===== Given records
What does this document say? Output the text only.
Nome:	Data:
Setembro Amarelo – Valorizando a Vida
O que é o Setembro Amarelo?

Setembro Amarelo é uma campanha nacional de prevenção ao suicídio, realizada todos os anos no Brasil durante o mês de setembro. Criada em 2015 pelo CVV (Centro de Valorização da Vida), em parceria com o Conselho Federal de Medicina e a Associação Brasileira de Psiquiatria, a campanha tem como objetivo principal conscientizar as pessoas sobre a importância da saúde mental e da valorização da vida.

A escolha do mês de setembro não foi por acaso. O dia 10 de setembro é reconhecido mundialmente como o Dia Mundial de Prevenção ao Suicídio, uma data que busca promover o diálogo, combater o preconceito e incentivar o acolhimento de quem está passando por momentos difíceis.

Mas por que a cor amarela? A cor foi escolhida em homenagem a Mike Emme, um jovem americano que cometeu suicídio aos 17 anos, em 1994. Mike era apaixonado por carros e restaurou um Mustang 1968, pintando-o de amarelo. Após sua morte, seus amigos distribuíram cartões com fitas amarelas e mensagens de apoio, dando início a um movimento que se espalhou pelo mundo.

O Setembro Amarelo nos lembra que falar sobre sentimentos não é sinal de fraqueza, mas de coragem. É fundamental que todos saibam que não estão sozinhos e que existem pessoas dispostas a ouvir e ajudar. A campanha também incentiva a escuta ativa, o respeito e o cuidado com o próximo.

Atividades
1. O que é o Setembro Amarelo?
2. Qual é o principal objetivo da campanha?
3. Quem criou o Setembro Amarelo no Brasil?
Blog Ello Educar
==========
_Exercise details_:
For each line in the data above that contains the string "todos", extract the line.

_Final result_:
Setembro Amarelo é uma campanha nacional de prevenção ao suicídio, realizada todos os anos no Brasil durante o mês de setembro. Criada em 2015 pelo CVV (Centro de Valorização da Vida), em parceria com o Conselho Federal de Medicina e a Associação Brasileira de Psiquiatria, a campanha tem como objetivo principal conscientizar as pessoas sobre a importância da saúde mental e da valorização da vida.
O Setembro Amarelo nos lembra que falar sobre sentimentos não é sinal de fraqueza, mas de coragem. É fundamental que todos saibam que não estão sozinhos e que existem pessoas dispostas a ouvir e ajudar. A campanha também incentiva a escuta ativa, o respeito e o cuidado com o próximo.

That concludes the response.